* **The problem**: Below are some entries. Output each one exactly as it appears.

* **Data shown**:
+ + + + + + +
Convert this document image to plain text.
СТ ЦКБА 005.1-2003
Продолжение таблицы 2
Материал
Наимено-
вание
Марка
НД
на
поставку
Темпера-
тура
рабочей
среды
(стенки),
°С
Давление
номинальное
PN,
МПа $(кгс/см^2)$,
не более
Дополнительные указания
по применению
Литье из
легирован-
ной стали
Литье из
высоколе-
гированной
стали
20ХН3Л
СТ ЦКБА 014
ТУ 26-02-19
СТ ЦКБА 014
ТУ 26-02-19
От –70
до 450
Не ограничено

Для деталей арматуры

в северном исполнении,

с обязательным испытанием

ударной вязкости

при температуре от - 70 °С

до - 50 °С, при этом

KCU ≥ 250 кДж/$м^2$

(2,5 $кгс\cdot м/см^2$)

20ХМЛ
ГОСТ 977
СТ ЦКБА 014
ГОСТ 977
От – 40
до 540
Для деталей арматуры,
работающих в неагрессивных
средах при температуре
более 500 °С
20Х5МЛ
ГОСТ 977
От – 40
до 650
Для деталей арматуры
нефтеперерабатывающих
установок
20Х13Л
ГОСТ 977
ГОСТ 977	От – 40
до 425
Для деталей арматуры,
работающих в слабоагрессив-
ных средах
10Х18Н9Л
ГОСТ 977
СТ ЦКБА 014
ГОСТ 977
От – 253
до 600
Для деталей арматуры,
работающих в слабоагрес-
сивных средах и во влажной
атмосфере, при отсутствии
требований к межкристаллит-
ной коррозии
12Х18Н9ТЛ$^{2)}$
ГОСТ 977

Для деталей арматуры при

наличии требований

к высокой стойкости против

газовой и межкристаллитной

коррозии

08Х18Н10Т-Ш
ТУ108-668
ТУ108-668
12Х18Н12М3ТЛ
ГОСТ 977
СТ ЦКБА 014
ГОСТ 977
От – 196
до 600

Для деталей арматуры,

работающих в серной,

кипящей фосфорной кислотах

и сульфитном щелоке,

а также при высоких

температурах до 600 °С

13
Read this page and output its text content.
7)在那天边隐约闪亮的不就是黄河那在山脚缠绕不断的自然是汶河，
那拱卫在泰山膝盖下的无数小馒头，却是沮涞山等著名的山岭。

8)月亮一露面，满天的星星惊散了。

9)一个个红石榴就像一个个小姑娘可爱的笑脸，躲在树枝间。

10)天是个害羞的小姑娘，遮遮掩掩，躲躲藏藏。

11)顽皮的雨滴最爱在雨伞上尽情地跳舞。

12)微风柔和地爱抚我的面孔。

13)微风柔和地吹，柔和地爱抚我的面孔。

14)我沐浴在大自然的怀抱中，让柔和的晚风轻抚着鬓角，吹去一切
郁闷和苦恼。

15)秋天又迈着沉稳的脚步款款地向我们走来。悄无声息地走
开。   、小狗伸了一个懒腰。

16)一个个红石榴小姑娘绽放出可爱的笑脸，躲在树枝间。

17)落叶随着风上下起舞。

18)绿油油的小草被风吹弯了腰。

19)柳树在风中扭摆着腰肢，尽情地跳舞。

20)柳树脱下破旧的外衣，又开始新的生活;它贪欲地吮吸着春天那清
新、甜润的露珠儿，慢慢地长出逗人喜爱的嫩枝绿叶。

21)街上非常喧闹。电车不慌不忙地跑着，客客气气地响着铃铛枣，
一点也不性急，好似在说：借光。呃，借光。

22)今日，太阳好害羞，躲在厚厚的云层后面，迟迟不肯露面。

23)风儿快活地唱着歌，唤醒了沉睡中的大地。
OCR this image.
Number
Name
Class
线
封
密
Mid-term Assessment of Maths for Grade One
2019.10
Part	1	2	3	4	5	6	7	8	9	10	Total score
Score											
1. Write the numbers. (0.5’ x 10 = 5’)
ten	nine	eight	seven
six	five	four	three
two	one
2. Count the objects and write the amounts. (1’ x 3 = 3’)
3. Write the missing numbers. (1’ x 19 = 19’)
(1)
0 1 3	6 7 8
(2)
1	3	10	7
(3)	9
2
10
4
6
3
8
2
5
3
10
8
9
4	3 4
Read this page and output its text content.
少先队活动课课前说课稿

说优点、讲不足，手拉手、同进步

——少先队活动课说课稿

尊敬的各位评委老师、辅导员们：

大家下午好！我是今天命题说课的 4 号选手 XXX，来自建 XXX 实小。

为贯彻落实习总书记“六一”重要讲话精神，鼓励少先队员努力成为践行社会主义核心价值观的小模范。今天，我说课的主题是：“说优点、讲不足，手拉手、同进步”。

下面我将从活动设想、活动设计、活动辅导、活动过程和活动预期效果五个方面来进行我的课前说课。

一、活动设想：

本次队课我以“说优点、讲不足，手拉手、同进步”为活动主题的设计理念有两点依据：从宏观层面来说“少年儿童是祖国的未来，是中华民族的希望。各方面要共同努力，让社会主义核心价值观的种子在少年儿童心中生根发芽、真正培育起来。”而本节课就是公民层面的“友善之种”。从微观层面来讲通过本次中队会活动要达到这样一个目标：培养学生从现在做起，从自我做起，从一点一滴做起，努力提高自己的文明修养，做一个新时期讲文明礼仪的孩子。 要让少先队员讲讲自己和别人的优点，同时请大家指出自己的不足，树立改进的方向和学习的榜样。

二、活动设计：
+ + + + + + +
* **Task output**:
Convert this document image to plain text.
СТ ЦКБА 005.1-2003
Продолжение таблицы 2
Материал
Наимено-
вание
Марка
НД
на
поставку
Темпера-
тура
рабочей
среды
(стенки),
°С
Давление
номинальное
PN,
МПа $(кгс/см^2)$,
не более
Дополнительные указания
по применению
Литье из
легирован-
ной стали
Литье из
высоколе-
гированной
стали
20ХН3Л
СТ ЦКБА 014
ТУ 26-02-19
СТ ЦКБА 014
ТУ 26-02-19
От –70
до 450
Не ограничено

Для деталей арматуры

в северном исполнении,

с обязательным испытанием

ударной вязкости

при температуре от - 70 °С

до - 50 °С, при этом

KCU ≥ 250 кДж/$м^2$

(2,5 $кгс\cdot м/см^2$)

20ХМЛ
ГОСТ 977
СТ ЦКБА 014
ГОСТ 977
От – 40
до 540
Для деталей арматуры,
работающих в неагрессивных
средах при температуре
более 500 °С
20Х5МЛ
ГОСТ 977
От – 40
до 650
Для деталей арматуры
нефтеперерабатывающих
установок
20Х13Л
ГОСТ 977
ГОСТ 977	От – 40
до 425
Для деталей арматуры,
работающих в слабоагрессив-
ных средах
10Х18Н9Л
ГОСТ 977
СТ ЦКБА 014
ГОСТ 977
От – 253
до 600
Для деталей арматуры,
работающих в слабоагрес-
сивных средах и во влажной
атмосфере, при отсутствии
требований к межкристаллит-
ной коррозии
12Х18Н9ТЛ$^{2)}$
ГОСТ 977

Для деталей арматуры при

наличии требований

к высокой стойкости против

газовой и межкристаллитной

коррозии

08Х18Н10Т-Ш
ТУ108-668
ТУ108-668
12Х18Н12М3ТЛ
ГОСТ 977
СТ ЦКБА 014
ГОСТ 977
От – 196
до 600

Для деталей арматуры,

работающих в серной,

кипящей фосфорной кислотах

и сульфитном щелоке,

а также при высоких

температурах до 600 °С

13
Read this page and output its text content.
7)在那天边隐约闪亮的不就是黄河那在山脚缠绕不断的自然是汶河，
那拱卫在泰山膝盖下的无数小馒头，却是沮涞山等著名的山岭。

8)月亮一露面，满天的星星惊散了。

9)一个个红石榴就像一个个小姑娘可爱的笑脸，躲在树枝间。

10)天是个害羞的小姑娘，遮遮掩掩，躲躲藏藏。

11)顽皮的雨滴最爱在雨伞上尽情地跳舞。

12)微风柔和地爱抚我的面孔。

13)微风柔和地吹，柔和地爱抚我的面孔。

14)我沐浴在大自然的怀抱中，让柔和的晚风轻抚着鬓角，吹去一切
郁闷和苦恼。

15)秋天又迈着沉稳的脚步款款地向我们走来。悄无声息地走
开。   、小狗伸了一个懒腰。

16)一个个红石榴小姑娘绽放出可爱的笑脸，躲在树枝间。

17)落叶随着风上下起舞。

18)绿油油的小草被风吹弯了腰。

19)柳树在风中扭摆着腰肢，尽情地跳舞。

20)柳树脱下破旧的外衣，又开始新的生活;它贪欲地吮吸着春天那清
新、甜润的露珠儿，慢慢地长出逗人喜爱的嫩枝绿叶。

21)街上非常喧闹。电车不慌不忙地跑着，客客气气地响着铃铛枣，
一点也不性急，好似在说：借光。呃，借光。

22)今日，太阳好害羞，躲在厚厚的云层后面，迟迟不肯露面。

23)风儿快活地唱着歌，唤醒了沉睡中的大地。
OCR this image.
Number
Name
Class
线
封
密
Mid-term Assessment of Maths for Grade One
2019.10
Part	1	2	3	4	5	6	7	8	9	10	Total score
Score											
1. Write the numbers. (0.5’ x 10 = 5’)
ten	nine	eight	seven
six	five	four	three
two	one
2. Count the objects and write the amounts. (1’ x 3 = 3’)
3. Write the missing numbers. (1’ x 19 = 19’)
(1)
0 1 3	6 7 8
(2)
1	3	10	7
(3)	9
2
10
4
6
3
8
2
5
3
10
8
9
4	3 4
Read this page and output its text content.
少先队活动课课前说课稿

说优点、讲不足，手拉手、同进步

——少先队活动课说课稿

尊敬的各位评委老师、辅导员们：

大家下午好！我是今天命题说课的 4 号选手 XXX，来自建 XXX 实小。

为贯彻落实习总书记“六一”重要讲话精神，鼓励少先队员努力成为践行社会主义核心价值观的小模范。今天，我说课的主题是：“说优点、讲不足，手拉手、同进步”。

下面我将从活动设想、活动设计、活动辅导、活动过程和活动预期效果五个方面来进行我的课前说课。

一、活动设想：

本次队课我以“说优点、讲不足，手拉手、同进步”为活动主题的设计理念有两点依据：从宏观层面来说“少年儿童是祖国的未来，是中华民族的希望。各方面要共同努力，让社会主义核心价值观的种子在少年儿童心中生根发芽、真正培育起来。”而本节课就是公民层面的“友善之种”。从微观层面来讲通过本次中队会活动要达到这样一个目标：培养学生从现在做起，从自我做起，从一点一滴做起，努力提高自己的文明修养，做一个新时期讲文明礼仪的孩子。 要让少先队员讲讲自己和别人的优点，同时请大家指出自己的不足，树立改进的方向和学习的榜样。

二、活动设计：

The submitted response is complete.